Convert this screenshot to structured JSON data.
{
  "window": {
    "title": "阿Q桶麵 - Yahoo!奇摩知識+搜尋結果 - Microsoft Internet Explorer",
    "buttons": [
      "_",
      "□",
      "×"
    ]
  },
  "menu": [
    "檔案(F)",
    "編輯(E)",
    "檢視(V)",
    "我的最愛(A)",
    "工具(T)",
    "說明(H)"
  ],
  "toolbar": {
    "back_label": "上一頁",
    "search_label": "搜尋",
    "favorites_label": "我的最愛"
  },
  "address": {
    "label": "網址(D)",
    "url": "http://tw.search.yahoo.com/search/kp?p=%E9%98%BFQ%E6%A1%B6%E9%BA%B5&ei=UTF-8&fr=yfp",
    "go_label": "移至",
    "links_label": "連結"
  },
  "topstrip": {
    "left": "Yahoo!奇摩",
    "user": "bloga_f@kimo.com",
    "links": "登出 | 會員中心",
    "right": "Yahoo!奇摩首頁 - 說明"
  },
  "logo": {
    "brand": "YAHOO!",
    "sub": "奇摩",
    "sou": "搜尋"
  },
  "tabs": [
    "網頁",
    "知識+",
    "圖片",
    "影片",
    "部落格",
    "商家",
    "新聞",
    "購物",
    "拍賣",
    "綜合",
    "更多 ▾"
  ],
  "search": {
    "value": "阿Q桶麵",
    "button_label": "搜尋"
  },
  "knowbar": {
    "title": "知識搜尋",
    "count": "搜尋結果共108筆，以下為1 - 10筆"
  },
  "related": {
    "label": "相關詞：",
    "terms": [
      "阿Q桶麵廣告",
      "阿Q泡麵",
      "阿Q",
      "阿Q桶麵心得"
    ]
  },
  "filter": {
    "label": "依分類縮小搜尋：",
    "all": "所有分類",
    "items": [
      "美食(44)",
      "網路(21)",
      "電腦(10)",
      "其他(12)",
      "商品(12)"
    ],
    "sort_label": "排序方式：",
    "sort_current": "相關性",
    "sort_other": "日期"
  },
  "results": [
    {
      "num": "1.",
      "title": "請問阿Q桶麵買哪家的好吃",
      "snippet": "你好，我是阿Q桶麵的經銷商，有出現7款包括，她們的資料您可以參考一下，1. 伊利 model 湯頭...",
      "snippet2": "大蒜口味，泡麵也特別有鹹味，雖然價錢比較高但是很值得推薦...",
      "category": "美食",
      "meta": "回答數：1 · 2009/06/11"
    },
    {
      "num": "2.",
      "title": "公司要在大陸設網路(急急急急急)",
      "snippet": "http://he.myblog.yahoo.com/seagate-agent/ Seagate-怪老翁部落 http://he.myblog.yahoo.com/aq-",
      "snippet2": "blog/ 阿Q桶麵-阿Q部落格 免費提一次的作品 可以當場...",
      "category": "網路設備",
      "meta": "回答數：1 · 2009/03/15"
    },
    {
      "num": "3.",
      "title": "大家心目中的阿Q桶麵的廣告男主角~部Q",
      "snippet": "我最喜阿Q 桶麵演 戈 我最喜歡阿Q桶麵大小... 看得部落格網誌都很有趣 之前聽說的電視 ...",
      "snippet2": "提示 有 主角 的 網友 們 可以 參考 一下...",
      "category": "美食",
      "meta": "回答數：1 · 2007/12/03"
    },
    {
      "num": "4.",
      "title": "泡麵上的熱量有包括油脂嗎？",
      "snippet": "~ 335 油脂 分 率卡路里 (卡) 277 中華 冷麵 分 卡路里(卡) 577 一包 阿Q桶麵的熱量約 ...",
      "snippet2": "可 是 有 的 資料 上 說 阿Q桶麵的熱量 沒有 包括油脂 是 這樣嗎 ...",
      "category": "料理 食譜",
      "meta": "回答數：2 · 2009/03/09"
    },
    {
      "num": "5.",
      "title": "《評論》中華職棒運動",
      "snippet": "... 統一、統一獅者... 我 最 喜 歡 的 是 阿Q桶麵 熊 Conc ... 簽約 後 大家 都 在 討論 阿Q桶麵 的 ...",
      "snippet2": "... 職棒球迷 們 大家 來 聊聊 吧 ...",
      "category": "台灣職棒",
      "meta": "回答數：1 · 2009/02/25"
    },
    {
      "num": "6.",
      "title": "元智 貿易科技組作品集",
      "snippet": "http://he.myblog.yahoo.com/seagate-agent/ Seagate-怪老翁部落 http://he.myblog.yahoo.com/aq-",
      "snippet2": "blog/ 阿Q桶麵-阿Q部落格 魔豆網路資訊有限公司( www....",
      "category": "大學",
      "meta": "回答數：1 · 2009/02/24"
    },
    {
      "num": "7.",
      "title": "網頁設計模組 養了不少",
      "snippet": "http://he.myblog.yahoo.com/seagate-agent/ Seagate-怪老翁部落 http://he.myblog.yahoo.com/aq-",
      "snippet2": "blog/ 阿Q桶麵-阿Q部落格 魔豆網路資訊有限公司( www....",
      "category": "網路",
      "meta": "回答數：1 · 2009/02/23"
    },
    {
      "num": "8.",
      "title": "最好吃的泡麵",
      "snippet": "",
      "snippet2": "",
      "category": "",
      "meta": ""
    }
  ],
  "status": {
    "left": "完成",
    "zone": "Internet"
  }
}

_WRITTEN INSTRUCTION_
Scan the records above for the string "Internet", then select every line that holds it.

_ANSWER TO THE TASK_
    "title": "阿Q桶麵 - Yahoo!奇摩知識+搜尋結果 - Microsoft Internet Explorer",
    "zone": "Internet"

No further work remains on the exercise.